>> Start
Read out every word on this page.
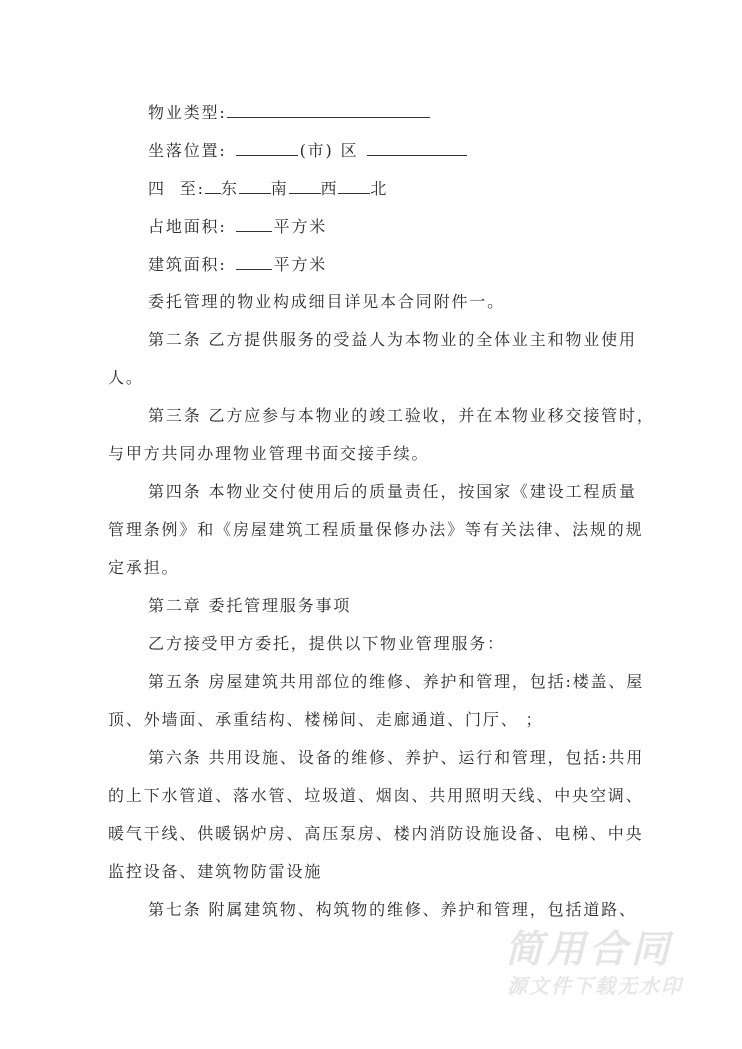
物业类型:
坐落位置:	(市) 区
四  至: 东 南 西 北
占地面积:	平方米
建筑面积:	平方米
委托管理的物业构成细目详见本合同附件一。
第二条 乙方提供服务的受益人为本物业的全体业主和物业使用
人。
第三条 乙方应参与本物业的竣工验收，并在本物业移交接管时，
与甲方共同办理物业管理书面交接手续。
第四条 本物业交付使用后的质量责任，按国家《建设工程质量
管理条例》和《房屋建筑工程质量保修办法》等有关法律、法规的规
定承担。
第二章 委托管理服务事项
乙方接受甲方委托，提供以下物业管理服务：
第五条 房屋建筑共用部位的维修、养护和管理，包括:楼盖、屋
顶、外墙面、承重结构、楼梯间、走廊通道、门厅、 ；
第六条 共用设施、设备的维修、养护、运行和管理，包括:共用
的上下水管道、落水管、垃圾道、烟囱、共用照明天线、中央空调、
暖气干线、供暖锅炉房、高压泵房、楼内消防设施设备、电梯、中央
监控设备、建筑物防雷设施
第七条 附属建筑物、构筑物的维修、养护和管理，包括道路、
简用合同
源文件下载无水印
>> End
● **AIM OF THE EXERCISE**: Could you reproduce every record above exactly, leaving out the pictures?

● **EXERCISE ANSWER**:
Read out every word on this page.
物业类型:
坐落位置:	(市) 区
四  至: 东 南 西 北
占地面积:	平方米
建筑面积:	平方米
委托管理的物业构成细目详见本合同附件一。
第二条 乙方提供服务的受益人为本物业的全体业主和物业使用
人。
第三条 乙方应参与本物业的竣工验收，并在本物业移交接管时，
与甲方共同办理物业管理书面交接手续。
第四条 本物业交付使用后的质量责任，按国家《建设工程质量
管理条例》和《房屋建筑工程质量保修办法》等有关法律、法规的规
定承担。
第二章 委托管理服务事项
乙方接受甲方委托，提供以下物业管理服务：
第五条 房屋建筑共用部位的维修、养护和管理，包括:楼盖、屋
顶、外墙面、承重结构、楼梯间、走廊通道、门厅、 ；
第六条 共用设施、设备的维修、养护、运行和管理，包括:共用
的上下水管道、落水管、垃圾道、烟囱、共用照明天线、中央空调、
暖气干线、供暖锅炉房、高压泵房、楼内消防设施设备、电梯、中央
监控设备、建筑物防雷设施
第七条 附属建筑物、构筑物的维修、养护和管理，包括道路、
简用合同
源文件下载无水印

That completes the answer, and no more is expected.